GIVEN REQUEST :: Read through the entries below and return each line with the word "infrakit".
----- EXTRACTED RECORDS
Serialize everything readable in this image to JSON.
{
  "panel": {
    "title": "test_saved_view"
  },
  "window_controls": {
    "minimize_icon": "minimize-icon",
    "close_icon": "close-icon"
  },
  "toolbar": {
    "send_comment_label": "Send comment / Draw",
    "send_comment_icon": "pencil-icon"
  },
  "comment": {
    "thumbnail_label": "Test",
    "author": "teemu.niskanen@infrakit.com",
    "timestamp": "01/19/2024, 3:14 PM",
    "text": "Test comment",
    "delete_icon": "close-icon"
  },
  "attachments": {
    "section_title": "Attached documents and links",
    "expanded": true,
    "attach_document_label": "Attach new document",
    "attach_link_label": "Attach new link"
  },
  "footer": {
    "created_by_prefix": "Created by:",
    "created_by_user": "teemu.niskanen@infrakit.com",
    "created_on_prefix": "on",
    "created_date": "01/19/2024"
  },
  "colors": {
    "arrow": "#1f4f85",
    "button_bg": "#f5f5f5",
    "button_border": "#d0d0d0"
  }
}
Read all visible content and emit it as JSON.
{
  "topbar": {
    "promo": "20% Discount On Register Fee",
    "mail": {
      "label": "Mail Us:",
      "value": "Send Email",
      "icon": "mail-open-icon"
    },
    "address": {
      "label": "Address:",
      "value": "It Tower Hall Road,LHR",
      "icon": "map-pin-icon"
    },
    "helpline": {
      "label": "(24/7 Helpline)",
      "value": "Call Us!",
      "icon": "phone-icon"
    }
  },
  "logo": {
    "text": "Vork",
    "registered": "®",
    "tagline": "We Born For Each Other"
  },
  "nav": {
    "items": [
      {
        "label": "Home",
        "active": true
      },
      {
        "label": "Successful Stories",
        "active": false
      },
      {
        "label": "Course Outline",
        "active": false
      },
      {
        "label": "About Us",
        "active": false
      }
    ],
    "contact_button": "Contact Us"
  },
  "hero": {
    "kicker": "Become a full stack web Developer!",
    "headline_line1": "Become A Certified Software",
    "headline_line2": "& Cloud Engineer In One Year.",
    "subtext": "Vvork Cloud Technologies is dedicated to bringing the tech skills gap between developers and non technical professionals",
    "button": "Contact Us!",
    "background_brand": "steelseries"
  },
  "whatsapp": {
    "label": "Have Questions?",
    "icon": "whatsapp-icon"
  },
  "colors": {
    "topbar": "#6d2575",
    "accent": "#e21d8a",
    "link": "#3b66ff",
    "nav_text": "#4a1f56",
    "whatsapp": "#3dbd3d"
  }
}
----------
RESULT ::
    "author": "teemu.niskanen@infrakit.com",
    "created_by_user": "teemu.niskanen@infrakit.com",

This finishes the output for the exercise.